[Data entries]

-=-=-=-=-

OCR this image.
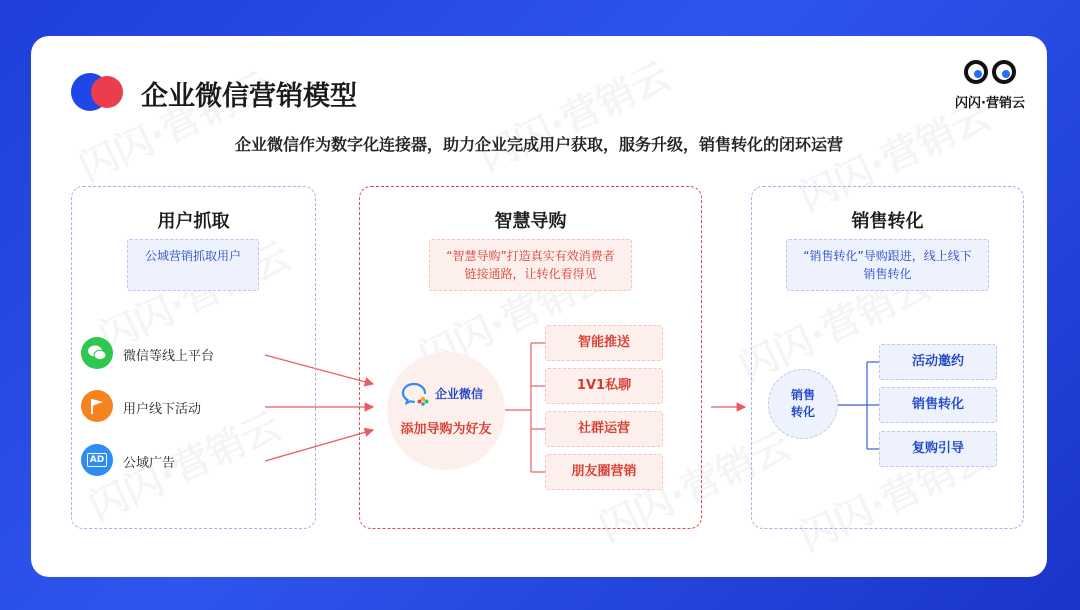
企业微信营销模型	闪闪·营销云
企业微信作为数字化连接器，助力企业完成用户获取，服务升级，销售转化的闭环运营
用户抓取
公域营销抓取用户
微信等线上平台
用户线下活动
AD 公域广告
智慧导购
“智慧导购”打造真实有效消费者
链接通路，让转化看得见
企业微信
添加导购为好友
智能推送
1V1私聊
社群运营
朋友圈营销
销售转化
“销售转化”导购跟进，线上线下
销售转化
销售
转化
活动邀约
销售转化
复购引导
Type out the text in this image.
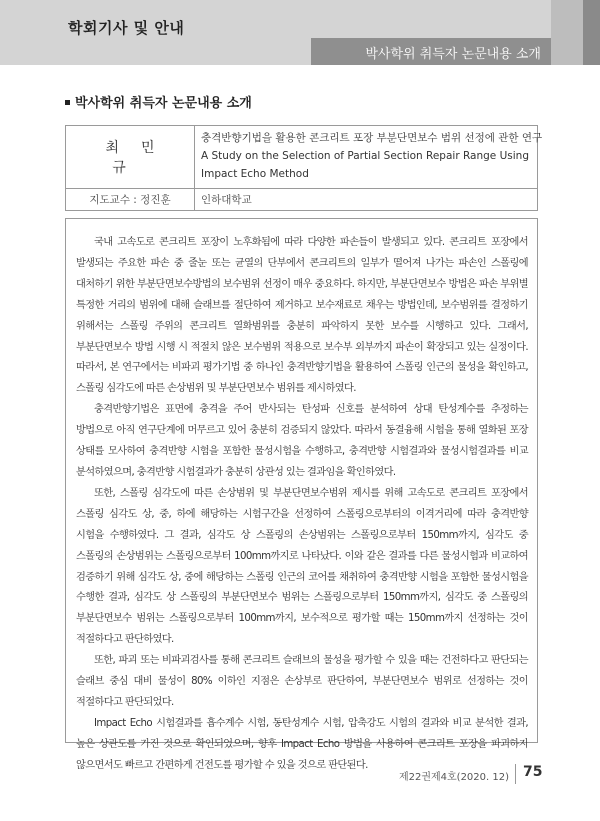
학회기사 및 안내
박사학위 취득자 논문내용 소개
박사학위 취득자 논문내용 소개
최민규	충격반향기법을 활용한 콘크리트 포장 부분단면보수 범위 선정에 관한 연구
A Study on the Selection of Partial Section Repair Range Using Impact Echo Method

지도교수 : 정진훈	인하대학교

국내 고속도로 콘크리트 포장이 노후화됨에 따라 다양한 파손들이 발생되고 있다. 콘크리트 포장에서 발생되는 주요한 파손 중 줄눈 또는 균열의 단부에서 콘크리트의 일부가 떨어져 나가는 파손인 스폴링에 대처하기 위한 부분단면보수방법의 보수범위 선정이 매우 중요하다. 하지만, 부분단면보수 방법은 파손 부위별 특정한 거리의 범위에 대해 슬래브를 절단하여 제거하고 보수재료로 채우는 방법인데, 보수범위를 결정하기 위해서는 스폴링 주위의 콘크리트 열화범위를 충분히 파악하지 못한 보수를 시행하고 있다. 그래서, 부분단면보수 방법 시행 시 적절치 않은 보수범위 적용으로 보수부 외부까지 파손이 확장되고 있는 실정이다. 따라서, 본 연구에서는 비파괴 평가기법 중 하나인 충격반향기법을 활용하여 스폴링 인근의 물성을 확인하고, 스폴링 심각도에 따른 손상범위 및 부분단면보수 범위를 제시하였다.

충격반향기법은 표면에 충격을 주어 반사되는 탄성파 신호를 분석하여 상대 탄성계수를 추정하는 방법으로 아직 연구단계에 머무르고 있어 충분히 검증되지 않았다. 따라서 동결융해 시험을 통해 열화된 포장 상태를 모사하여 충격반향 시험을 포함한 물성시험을 수행하고, 충격반향 시험결과와 물성시험결과를 비교 분석하였으며, 충격반향 시험결과가 충분히 상관성 있는 결과임을 확인하였다.

또한, 스폴링 심각도에 따른 손상범위 및 부분단면보수범위 제시를 위해 고속도로 콘크리트 포장에서 스폴링 심각도 상, 중, 하에 해당하는 시험구간을 선정하여 스폴링으로부터의 이격거리에 따라 충격반향 시험을 수행하였다. 그 결과, 심각도 상 스폴링의 손상범위는 스폴링으로부터 150mm까지, 심각도 중 스폴링의 손상범위는 스폴링으로부터 100mm까지로 나타났다. 이와 같은 결과를 다른 물성시험과 비교하여 검증하기 위해 심각도 상, 중에 해당하는 스폴링 인근의 코어를 채취하여 충격반향 시험을 포함한 물성시험을 수행한 결과, 심각도 상 스폴링의 부분단면보수 범위는 스폴링으로부터 150mm까지, 심각도 중 스폴링의 부분단면보수 범위는 스폴링으로부터 100mm까지, 보수적으로 평가할 때는 150mm까지 선정하는 것이 적절하다고 판단하였다.

또한, 파괴 또는 비파괴검사를 통해 콘크리트 슬래브의 물성을 평가할 수 있을 때는 건전하다고 판단되는 슬래브 중심 대비 물성이 80% 이하인 지점은 손상부로 판단하여, 부분단면보수 범위로 선정하는 것이 적절하다고 판단되었다.

Impact Echo 시험결과를 흡수계수 시험, 동탄성계수 시험, 압축강도 시험의 결과와 비교 분석한 결과, 높은 상관도를 가진 것으로 확인되었으며, 향후 Impact Echo 방법을 사용하여 콘크리트 포장을 파괴하지 않으면서도 빠르고 간편하게 건전도를 평가할 수 있을 것으로 판단된다.

제22권제4호(2020. 12) 75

-=-=-=-=-

What to work on:
Report the number of lines in the entries above that include the word "Impact" and add nothing to it.

Worked answer:
2